§ **Source**:
Studio album by Ray Conniff and His Orchestra
- Released: 1958
- Genre: Easy listening
- Label: Columbia

Ray Conniff and His Orchestra chronology
| 'S Awful Nice (1958) | Concert in Rhythm (1958) | Hollywood in Rhythm (1959) |

= Concert in Rhythm =

Concert in Rhythm is an album by Ray Conniff and His Orchestra. It was released in 1958 on the Columbia label (catalog no. CS-8022).

== Charts ==
The album debuted on Billboard magazine's Best-Selling LPs chart on September 29, 1958, peaking at No. 9 during a thirty-nine-week run. It was certified gold by the RIAA.

== Reception ==
AllMusic gave the album a rating of four stars. Reviewer Greg Adams wrote that Conniff's "pop-oriented adaptations" of classical music "achieved perhaps his purest blend of voices and instruments, particularly on 'Theme From Swan Lake Ballet.'"

§ **Tasks**:
A - Can you reproduce the passage from the Concert in Rhythm article, starting with "Ray Conniff and His Orchestra chronology" and going on through "by the RIAA."?
B - Could you carry on the Concert in Rhythm article from its final sentence?
The listing is not needed for anything here.

§ **Element position data**:
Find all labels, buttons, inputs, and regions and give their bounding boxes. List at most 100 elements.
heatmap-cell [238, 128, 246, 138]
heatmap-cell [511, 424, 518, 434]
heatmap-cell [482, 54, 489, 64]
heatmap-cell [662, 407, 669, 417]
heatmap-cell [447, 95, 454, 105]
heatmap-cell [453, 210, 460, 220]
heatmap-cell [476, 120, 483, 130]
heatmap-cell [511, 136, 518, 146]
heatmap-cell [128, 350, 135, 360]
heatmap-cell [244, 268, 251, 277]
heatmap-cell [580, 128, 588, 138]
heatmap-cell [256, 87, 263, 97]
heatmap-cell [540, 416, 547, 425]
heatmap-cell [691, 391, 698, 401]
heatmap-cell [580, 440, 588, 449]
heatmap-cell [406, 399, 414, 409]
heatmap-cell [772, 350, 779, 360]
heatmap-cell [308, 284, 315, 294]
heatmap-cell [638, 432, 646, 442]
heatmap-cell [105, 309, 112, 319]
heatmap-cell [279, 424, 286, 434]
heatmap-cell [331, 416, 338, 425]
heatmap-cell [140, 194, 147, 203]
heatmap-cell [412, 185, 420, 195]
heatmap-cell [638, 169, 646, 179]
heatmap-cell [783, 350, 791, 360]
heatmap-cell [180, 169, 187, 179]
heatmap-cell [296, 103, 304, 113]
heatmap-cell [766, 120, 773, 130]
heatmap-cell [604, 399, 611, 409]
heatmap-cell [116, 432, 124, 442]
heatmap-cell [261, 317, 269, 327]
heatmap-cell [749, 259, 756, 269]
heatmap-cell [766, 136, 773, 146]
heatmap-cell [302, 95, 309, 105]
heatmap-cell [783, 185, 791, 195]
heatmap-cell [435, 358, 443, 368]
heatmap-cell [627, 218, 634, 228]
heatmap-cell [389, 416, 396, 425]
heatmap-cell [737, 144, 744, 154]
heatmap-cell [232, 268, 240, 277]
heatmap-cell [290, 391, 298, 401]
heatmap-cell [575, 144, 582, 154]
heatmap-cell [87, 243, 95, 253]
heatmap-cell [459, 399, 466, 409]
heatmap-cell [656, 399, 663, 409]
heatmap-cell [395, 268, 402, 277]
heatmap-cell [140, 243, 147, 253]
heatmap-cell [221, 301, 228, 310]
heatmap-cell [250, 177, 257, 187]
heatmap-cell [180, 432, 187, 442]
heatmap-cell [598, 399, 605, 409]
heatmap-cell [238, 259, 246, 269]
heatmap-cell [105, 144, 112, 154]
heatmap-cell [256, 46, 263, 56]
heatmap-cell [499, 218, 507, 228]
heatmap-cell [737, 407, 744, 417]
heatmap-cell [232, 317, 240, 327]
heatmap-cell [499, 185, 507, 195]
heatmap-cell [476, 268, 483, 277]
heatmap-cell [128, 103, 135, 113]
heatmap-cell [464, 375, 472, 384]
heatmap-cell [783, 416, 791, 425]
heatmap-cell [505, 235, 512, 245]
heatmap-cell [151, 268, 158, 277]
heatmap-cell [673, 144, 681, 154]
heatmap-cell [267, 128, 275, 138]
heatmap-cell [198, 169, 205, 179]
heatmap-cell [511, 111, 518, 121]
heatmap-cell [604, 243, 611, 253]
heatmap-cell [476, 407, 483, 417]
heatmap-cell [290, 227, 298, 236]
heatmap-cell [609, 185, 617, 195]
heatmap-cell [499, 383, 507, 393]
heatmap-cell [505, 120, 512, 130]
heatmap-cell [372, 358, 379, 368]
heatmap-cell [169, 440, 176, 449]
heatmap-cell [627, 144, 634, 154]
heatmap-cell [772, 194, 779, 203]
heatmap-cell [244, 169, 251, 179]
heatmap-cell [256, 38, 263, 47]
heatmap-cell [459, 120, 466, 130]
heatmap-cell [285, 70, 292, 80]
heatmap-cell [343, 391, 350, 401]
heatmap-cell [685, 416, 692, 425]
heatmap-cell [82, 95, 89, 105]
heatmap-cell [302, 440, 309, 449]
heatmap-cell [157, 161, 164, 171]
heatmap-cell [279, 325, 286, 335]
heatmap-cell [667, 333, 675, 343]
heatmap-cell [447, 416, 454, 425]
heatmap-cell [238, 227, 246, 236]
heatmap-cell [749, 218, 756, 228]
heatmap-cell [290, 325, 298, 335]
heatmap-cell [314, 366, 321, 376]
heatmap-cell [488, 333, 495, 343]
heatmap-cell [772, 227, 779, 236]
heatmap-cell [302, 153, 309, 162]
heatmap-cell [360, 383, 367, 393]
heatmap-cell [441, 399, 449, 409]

§ **Task responses**:
A -
Ray Conniff and His Orchestra chronology
| 'S Awful Nice (1958) | Concert in Rhythm (1958) | Hollywood in Rhythm (1959) |

= Concert in Rhythm =

Concert in Rhythm is an album by Ray Conniff and His Orchestra. It was released in 1958 on the Columbia label (catalog no. CS-8022).

== Charts ==
The album debuted on Billboard magazine's Best-Selling LPs chart on September 29, 1958, peaking at No. 9 during a thirty-nine-week run. It was certified gold by the RIAA.

B -
==Track listing==
Side 1
1. Favorite theme from Tchaikovsky's "First Piano Concerto"
2. Favorite theme from Tchaikovsky's "Swan Lake Ballet"
3. Favorite theme from Rachmaninoff's "Second Piano Concerto"
4. Favorite theme from Tchaikovsky's "Fifth Symphony" (adaptation by Ray Conniff)
5. "Early Evening" (theme from "The Ray Conniff Suite") (Conniff)
6. Favorite theme from Tchaikovsky's "Romeo and Juliet" (adaptation by Ray Conniff)

Side 2
1. "Rhapsody in Blue" (George Gershwin)
2. "I'm Always Chasing Rainbows" (from Chopin's "Fantasy Impromptu") (J. McCarthy, H. Carroll)
3. "The Lamp Is Low" (from Ravel's "Pavane For A Dead Princess")	(M. Parish, P. De Rose, B. Shefter)
4. "On the Trail" (from Grofe's "Grand Canyon Suite") (F. Grofe)
5. "My Reverie" (from Debussy's "Rêverie") (L. Clinton)
6. "Schubert's "Serenade" (adaptation by Ray Conniff)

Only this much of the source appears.